**Exercise directions**: Leave out the pictures and copy the remaining records exactly.

(Data entries)
· · · ·

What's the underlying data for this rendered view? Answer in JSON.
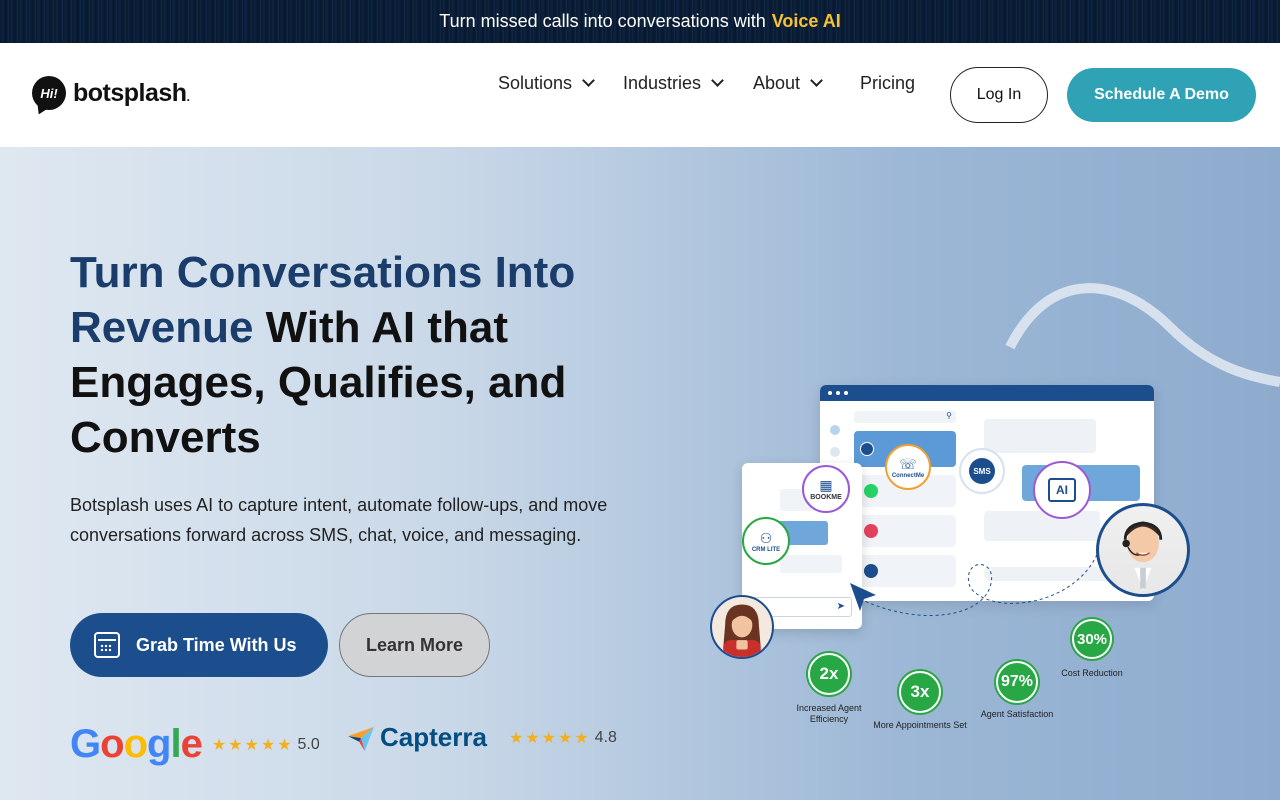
{
  "announcement": {
    "text": "Turn missed calls into conversations with",
    "highlight": "Voice AI"
  },
  "brand": {
    "mark": "Hi!",
    "name": "botsplash",
    "suffix": "."
  },
  "nav": {
    "items": [
      {
        "label": "Solutions",
        "dropdown": true
      },
      {
        "label": "Industries",
        "dropdown": true
      },
      {
        "label": "About",
        "dropdown": true
      },
      {
        "label": "Pricing",
        "dropdown": false
      }
    ],
    "login": "Log In",
    "demo": "Schedule A Demo"
  },
  "hero": {
    "headline_blue": "Turn Conversations Into Revenue",
    "headline_rest": " With AI that Engages, Qualifies, and Converts",
    "subtext": "Botsplash uses AI to capture intent, automate follow-ups, and move conversations forward across SMS, chat, voice, and messaging.",
    "primary_cta": "Grab Time With Us",
    "secondary_cta": "Learn More"
  },
  "reviews": {
    "google": {
      "name": "Google",
      "rating": "5.0",
      "stars": 5
    },
    "capterra": {
      "name": "Capterra",
      "rating": "4.8",
      "stars": 4.8
    }
  },
  "illustration": {
    "badges": {
      "bookme": "BOOKME",
      "connectme": "ConnectMe",
      "sms": "SMS",
      "ai": "AI",
      "crm": "CRM LITE"
    },
    "stats": [
      {
        "value": "2x",
        "label": "Increased Agent Efficiency"
      },
      {
        "value": "3x",
        "label": "More Appointments Set"
      },
      {
        "value": "97%",
        "label": "Agent Satisfaction"
      },
      {
        "value": "30%",
        "label": "Cost Reduction"
      }
    ]
  },
  "colors": {
    "accent_teal": "#2fa3b5",
    "primary_navy": "#1c4e8e",
    "highlight_yellow": "#f7c331",
    "stat_green": "#28a745"
  }
}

· · · ·

**Right answer**:
What's the underlying data for this rendered view? Answer in JSON.
{
  "announcement": {
    "text": "Turn missed calls into conversations with",
    "highlight": "Voice AI"
  },
  "brand": {
    "mark": "Hi!",
    "name": "botsplash",
    "suffix": "."
  },
  "nav": {
    "items": [
      {
        "label": "Solutions",
        "dropdown": true
      },
      {
        "label": "Industries",
        "dropdown": true
      },
      {
        "label": "About",
        "dropdown": true
      },
      {
        "label": "Pricing",
        "dropdown": false
      }
    ],
    "login": "Log In",
    "demo": "Schedule A Demo"
  },
  "hero": {
    "headline_blue": "Turn Conversations Into Revenue",
    "headline_rest": " With AI that Engages, Qualifies, and Converts",
    "subtext": "Botsplash uses AI to capture intent, automate follow-ups, and move conversations forward across SMS, chat, voice, and messaging.",
    "primary_cta": "Grab Time With Us",
    "secondary_cta": "Learn More"
  },
  "reviews": {
    "google": {
      "name": "Google",
      "rating": "5.0",
      "stars": 5
    },
    "capterra": {
      "name": "Capterra",
      "rating": "4.8",
      "stars": 4.8
    }
  },
  "illustration": {
    "badges": {
      "bookme": "BOOKME",
      "connectme": "ConnectMe",
      "sms": "SMS",
      "ai": "AI",
      "crm": "CRM LITE"
    },
    "stats": [
      {
        "value": "2x",
        "label": "Increased Agent Efficiency"
      },
      {
        "value": "3x",
        "label": "More Appointments Set"
      },
      {
        "value": "97%",
        "label": "Agent Satisfaction"
      },
      {
        "value": "30%",
        "label": "Cost Reduction"
      }
    ]
  },
  "colors": {
    "accent_teal": "#2fa3b5",
    "primary_navy": "#1c4e8e",
    "highlight_yellow": "#f7c331",
    "stat_green": "#28a745"
  }
}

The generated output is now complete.